>> START
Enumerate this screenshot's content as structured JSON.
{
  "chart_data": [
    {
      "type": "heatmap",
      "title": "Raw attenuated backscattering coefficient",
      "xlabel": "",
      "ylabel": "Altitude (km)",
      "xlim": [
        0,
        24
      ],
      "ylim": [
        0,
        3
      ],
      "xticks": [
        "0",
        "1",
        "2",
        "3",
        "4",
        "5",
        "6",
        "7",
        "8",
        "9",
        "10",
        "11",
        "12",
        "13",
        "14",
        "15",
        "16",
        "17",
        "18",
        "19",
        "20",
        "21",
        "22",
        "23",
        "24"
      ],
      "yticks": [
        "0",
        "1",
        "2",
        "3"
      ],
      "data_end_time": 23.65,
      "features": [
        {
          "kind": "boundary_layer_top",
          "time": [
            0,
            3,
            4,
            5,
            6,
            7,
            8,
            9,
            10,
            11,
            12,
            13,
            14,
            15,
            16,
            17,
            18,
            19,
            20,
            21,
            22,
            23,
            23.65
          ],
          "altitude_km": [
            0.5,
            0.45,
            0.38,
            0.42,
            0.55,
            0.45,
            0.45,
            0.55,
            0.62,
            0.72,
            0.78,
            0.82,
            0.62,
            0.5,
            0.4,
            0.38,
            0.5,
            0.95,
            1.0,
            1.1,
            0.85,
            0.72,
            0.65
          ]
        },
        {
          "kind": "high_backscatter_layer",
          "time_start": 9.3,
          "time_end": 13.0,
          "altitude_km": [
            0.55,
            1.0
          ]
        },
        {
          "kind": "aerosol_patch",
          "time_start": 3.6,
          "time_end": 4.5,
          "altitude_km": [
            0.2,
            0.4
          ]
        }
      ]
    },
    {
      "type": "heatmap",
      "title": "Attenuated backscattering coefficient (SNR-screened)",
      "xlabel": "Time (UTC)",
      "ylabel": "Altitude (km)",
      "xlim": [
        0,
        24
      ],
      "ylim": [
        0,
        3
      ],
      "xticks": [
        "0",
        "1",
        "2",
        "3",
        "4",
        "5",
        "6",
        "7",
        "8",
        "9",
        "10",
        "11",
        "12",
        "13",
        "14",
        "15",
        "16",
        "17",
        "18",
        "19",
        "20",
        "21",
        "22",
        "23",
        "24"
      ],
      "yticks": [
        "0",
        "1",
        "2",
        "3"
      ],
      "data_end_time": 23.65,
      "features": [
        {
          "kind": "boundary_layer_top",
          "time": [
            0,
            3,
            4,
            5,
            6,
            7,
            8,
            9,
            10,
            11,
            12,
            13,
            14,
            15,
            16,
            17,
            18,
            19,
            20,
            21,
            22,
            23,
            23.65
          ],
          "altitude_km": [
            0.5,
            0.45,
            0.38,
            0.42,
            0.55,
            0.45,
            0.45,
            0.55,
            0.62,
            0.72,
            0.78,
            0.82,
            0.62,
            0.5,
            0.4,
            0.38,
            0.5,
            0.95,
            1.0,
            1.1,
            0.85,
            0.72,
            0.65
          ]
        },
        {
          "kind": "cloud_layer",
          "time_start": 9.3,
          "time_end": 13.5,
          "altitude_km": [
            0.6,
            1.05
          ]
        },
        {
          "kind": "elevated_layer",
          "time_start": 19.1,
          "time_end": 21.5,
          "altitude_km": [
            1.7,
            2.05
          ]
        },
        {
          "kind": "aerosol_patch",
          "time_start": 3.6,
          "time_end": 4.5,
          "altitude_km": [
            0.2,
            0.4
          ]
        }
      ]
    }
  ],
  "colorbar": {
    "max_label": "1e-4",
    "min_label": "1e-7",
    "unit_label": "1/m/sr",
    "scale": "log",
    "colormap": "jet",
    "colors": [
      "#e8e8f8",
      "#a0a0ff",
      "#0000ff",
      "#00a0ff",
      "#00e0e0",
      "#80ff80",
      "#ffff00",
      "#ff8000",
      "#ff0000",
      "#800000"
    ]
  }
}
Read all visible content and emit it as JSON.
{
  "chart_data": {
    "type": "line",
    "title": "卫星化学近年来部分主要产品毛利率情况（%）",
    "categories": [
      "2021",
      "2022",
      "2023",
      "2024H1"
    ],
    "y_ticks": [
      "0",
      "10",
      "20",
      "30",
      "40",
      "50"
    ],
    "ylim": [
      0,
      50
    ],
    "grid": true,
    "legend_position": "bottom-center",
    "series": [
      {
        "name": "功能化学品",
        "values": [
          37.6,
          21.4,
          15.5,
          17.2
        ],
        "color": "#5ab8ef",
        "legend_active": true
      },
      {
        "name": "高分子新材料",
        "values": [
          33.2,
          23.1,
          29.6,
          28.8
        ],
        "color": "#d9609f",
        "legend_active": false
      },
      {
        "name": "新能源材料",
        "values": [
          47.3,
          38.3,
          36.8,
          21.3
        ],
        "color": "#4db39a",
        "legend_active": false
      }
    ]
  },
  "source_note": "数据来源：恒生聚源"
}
>> END
» What is asked
From the entries above, copy out every line where the string "backscattering" appears.

» Exercise response
      "title": "Raw attenuated backscattering coefficient",
      "title": "Attenuated backscattering coefficient (SNR-screened)",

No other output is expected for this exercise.